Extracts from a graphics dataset
------------------------------------------------
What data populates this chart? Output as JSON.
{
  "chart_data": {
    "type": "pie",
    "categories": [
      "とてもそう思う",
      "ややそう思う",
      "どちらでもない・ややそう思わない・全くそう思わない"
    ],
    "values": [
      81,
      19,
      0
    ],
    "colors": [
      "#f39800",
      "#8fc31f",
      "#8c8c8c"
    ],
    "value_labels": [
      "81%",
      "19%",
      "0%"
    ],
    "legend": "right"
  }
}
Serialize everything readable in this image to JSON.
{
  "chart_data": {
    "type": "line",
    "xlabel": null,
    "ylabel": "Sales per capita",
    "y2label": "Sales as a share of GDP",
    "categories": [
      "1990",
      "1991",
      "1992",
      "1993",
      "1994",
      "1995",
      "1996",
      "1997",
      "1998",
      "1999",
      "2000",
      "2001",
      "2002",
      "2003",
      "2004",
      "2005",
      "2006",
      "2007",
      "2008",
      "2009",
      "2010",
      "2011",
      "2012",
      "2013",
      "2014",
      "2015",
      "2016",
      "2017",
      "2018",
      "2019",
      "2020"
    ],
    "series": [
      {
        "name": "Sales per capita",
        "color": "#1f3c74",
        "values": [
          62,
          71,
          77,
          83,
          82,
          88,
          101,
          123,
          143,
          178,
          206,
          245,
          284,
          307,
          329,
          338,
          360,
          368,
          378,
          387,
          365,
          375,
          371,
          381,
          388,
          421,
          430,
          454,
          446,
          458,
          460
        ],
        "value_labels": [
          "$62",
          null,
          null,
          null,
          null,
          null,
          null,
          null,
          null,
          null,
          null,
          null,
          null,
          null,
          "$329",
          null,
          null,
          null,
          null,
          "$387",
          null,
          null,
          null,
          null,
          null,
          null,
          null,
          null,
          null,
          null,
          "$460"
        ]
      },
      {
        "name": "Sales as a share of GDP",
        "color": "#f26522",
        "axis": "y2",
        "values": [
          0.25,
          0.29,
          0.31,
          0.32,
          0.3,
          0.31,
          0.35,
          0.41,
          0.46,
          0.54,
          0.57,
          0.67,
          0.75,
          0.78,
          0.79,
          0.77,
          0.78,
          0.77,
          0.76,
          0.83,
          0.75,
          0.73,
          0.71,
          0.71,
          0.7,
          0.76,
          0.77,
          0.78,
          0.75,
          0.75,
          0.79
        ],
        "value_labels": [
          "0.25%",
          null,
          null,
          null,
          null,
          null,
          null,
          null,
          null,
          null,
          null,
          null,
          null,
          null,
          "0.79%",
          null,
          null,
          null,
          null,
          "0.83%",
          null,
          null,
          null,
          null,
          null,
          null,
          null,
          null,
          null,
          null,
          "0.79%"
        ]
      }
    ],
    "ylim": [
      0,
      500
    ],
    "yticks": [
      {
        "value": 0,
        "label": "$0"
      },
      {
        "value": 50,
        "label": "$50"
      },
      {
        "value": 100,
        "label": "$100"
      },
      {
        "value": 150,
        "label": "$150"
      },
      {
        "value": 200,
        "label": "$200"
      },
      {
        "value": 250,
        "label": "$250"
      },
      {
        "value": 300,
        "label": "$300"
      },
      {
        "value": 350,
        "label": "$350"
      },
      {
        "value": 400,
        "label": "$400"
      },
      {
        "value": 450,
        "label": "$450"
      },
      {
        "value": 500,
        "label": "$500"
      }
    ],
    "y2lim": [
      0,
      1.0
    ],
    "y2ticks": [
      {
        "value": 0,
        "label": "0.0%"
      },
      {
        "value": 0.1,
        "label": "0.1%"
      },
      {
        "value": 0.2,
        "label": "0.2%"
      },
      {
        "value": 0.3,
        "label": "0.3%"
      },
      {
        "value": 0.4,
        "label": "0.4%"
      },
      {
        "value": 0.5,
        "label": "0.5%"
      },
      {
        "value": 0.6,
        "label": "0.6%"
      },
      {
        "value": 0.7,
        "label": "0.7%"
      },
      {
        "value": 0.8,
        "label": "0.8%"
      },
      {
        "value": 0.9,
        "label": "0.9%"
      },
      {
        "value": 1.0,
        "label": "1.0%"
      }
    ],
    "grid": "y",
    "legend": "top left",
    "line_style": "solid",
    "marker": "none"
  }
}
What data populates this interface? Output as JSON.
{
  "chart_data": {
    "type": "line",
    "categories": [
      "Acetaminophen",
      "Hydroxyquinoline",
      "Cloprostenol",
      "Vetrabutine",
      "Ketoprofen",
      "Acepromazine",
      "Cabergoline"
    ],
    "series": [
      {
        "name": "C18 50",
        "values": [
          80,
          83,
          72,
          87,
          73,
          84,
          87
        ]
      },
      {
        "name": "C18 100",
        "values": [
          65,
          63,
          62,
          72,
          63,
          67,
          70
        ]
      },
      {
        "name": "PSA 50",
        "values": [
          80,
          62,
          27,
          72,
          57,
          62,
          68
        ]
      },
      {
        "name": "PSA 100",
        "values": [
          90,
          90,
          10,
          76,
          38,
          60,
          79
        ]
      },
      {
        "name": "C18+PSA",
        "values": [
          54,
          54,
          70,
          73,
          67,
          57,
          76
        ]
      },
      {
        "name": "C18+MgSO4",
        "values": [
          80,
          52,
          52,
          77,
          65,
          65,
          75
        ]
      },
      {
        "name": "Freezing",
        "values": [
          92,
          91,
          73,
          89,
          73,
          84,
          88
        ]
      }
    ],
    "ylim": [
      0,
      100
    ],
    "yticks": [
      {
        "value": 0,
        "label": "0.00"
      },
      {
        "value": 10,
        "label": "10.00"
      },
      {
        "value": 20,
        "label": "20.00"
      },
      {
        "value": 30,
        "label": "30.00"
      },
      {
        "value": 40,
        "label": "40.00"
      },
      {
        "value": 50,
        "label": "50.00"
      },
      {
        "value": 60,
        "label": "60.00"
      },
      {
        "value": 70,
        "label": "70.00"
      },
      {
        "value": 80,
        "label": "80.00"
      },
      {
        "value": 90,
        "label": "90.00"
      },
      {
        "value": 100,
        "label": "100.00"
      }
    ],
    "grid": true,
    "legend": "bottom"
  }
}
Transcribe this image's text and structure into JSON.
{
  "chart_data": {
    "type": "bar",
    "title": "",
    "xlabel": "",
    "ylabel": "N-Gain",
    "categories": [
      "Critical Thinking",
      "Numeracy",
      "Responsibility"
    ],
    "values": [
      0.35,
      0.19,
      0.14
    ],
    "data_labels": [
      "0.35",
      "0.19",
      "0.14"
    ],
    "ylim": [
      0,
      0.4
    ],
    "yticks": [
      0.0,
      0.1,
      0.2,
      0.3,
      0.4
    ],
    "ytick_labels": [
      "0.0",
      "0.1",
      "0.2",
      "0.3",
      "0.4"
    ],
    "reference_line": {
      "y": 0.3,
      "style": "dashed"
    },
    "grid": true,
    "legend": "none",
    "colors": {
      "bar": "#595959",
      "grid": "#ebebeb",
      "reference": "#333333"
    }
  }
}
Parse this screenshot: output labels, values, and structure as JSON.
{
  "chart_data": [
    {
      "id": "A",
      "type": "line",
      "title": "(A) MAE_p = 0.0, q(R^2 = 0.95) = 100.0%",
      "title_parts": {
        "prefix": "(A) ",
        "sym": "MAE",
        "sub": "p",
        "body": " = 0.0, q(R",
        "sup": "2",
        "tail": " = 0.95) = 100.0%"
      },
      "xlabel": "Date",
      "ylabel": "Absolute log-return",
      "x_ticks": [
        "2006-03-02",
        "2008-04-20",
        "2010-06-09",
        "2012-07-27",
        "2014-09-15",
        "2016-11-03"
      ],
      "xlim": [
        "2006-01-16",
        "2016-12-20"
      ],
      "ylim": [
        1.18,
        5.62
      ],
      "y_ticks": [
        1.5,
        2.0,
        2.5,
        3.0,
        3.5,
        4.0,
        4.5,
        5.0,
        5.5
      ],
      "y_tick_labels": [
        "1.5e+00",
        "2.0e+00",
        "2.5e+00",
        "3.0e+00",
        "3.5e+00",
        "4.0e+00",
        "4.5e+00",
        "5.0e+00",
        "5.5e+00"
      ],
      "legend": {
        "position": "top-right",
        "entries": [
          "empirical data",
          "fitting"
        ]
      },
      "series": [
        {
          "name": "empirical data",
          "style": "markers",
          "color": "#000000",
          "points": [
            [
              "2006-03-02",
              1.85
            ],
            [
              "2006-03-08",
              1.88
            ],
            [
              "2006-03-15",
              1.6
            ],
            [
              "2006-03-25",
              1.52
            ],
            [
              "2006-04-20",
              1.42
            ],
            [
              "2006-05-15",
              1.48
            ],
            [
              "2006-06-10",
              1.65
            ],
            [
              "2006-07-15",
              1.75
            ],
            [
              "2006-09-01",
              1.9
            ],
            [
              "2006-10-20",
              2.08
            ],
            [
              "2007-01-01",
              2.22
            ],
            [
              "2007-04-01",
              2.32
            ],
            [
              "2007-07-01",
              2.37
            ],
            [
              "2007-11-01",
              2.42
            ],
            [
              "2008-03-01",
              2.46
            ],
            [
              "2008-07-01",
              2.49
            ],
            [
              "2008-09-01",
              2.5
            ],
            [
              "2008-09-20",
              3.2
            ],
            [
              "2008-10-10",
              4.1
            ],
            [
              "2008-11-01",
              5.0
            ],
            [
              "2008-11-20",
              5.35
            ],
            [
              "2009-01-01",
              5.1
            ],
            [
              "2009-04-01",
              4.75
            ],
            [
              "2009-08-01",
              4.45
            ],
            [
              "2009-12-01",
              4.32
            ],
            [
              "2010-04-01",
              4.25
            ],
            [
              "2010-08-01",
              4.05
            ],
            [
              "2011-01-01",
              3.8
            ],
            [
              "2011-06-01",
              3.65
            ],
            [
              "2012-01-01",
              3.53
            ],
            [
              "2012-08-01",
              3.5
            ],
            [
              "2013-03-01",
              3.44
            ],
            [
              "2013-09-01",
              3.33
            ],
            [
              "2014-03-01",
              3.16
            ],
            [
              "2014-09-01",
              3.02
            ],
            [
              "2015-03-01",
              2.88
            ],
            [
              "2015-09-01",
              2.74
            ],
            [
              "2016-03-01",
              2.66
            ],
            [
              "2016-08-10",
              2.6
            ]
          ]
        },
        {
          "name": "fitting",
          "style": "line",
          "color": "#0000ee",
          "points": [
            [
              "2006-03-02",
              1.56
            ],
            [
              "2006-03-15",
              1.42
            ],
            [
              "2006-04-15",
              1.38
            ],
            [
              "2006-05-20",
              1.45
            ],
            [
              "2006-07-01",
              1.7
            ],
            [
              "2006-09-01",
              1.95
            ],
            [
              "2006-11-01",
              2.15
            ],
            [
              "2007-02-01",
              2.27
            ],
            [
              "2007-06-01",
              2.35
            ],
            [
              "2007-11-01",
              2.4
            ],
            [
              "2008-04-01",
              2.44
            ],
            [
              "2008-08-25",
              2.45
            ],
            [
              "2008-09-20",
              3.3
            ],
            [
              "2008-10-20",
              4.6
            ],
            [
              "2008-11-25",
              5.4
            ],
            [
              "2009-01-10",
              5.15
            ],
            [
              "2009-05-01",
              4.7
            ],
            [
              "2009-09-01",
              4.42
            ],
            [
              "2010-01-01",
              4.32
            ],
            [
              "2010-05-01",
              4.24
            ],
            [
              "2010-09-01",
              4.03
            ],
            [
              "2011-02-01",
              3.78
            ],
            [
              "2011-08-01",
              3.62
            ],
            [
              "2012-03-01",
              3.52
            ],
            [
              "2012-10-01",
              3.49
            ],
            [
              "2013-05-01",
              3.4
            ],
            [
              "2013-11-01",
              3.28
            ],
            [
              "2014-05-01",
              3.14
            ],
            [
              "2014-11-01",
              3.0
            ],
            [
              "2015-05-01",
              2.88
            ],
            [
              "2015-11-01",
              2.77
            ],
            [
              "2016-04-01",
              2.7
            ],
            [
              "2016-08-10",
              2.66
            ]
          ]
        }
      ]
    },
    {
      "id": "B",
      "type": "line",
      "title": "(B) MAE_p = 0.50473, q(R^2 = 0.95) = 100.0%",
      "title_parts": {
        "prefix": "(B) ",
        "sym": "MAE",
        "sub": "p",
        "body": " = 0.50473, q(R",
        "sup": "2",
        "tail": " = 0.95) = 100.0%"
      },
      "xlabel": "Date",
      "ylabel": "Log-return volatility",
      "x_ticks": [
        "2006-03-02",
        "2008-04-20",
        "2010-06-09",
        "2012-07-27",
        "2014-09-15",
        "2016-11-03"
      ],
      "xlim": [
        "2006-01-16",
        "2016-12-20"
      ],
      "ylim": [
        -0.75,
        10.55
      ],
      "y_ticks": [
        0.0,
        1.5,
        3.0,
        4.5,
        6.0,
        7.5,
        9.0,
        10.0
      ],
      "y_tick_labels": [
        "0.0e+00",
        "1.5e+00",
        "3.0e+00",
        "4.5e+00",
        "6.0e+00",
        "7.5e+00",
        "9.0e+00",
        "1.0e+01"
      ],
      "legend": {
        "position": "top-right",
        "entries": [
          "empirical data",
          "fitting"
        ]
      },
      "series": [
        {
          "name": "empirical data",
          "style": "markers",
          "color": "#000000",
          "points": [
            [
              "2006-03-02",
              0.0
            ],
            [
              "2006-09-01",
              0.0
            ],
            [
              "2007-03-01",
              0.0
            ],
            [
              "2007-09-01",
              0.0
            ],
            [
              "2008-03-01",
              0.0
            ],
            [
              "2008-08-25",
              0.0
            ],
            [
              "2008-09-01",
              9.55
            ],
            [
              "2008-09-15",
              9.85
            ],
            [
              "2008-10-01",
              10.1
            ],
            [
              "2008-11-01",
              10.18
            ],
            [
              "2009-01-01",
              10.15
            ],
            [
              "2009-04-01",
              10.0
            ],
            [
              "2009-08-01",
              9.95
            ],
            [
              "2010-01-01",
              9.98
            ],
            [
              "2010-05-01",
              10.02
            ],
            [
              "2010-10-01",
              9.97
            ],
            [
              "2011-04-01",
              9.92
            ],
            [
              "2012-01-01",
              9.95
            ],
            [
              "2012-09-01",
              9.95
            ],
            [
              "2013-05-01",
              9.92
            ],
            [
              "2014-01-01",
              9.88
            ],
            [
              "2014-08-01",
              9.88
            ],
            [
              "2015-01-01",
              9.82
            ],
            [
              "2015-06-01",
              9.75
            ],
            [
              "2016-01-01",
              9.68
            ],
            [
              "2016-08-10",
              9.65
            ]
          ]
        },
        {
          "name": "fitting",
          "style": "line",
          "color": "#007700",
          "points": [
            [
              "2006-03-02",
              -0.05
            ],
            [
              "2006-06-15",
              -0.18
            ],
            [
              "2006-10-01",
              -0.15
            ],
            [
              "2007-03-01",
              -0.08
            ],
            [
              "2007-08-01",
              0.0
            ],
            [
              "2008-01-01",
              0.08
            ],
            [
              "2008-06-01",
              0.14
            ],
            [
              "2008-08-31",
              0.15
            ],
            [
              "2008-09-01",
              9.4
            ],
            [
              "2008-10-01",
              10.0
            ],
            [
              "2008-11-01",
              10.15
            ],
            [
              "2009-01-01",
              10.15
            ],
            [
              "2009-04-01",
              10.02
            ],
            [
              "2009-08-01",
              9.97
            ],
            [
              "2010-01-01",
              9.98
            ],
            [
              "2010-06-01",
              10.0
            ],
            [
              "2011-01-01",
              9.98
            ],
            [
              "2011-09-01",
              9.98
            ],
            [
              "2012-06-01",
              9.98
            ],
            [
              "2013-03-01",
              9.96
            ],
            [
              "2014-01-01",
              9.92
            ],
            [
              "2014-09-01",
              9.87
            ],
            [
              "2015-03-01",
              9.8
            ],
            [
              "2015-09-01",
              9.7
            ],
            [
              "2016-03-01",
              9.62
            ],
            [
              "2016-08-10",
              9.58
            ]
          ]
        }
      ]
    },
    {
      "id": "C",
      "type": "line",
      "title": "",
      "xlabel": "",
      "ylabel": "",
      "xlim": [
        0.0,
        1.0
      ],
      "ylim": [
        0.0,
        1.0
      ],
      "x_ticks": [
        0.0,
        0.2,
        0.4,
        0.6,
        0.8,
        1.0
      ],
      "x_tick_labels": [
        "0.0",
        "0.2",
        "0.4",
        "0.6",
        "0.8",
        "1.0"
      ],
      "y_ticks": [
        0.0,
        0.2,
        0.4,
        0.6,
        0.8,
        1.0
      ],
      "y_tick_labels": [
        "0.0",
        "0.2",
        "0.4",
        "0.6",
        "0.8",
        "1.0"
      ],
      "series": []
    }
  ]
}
------------------------------------------------
> _TASK GOAL_: Your task is to gather every line with the word "What" and copy it.

> _FINAL ANSWER_:
What data populates this chart? Output as JSON.
What data populates this interface? Output as JSON.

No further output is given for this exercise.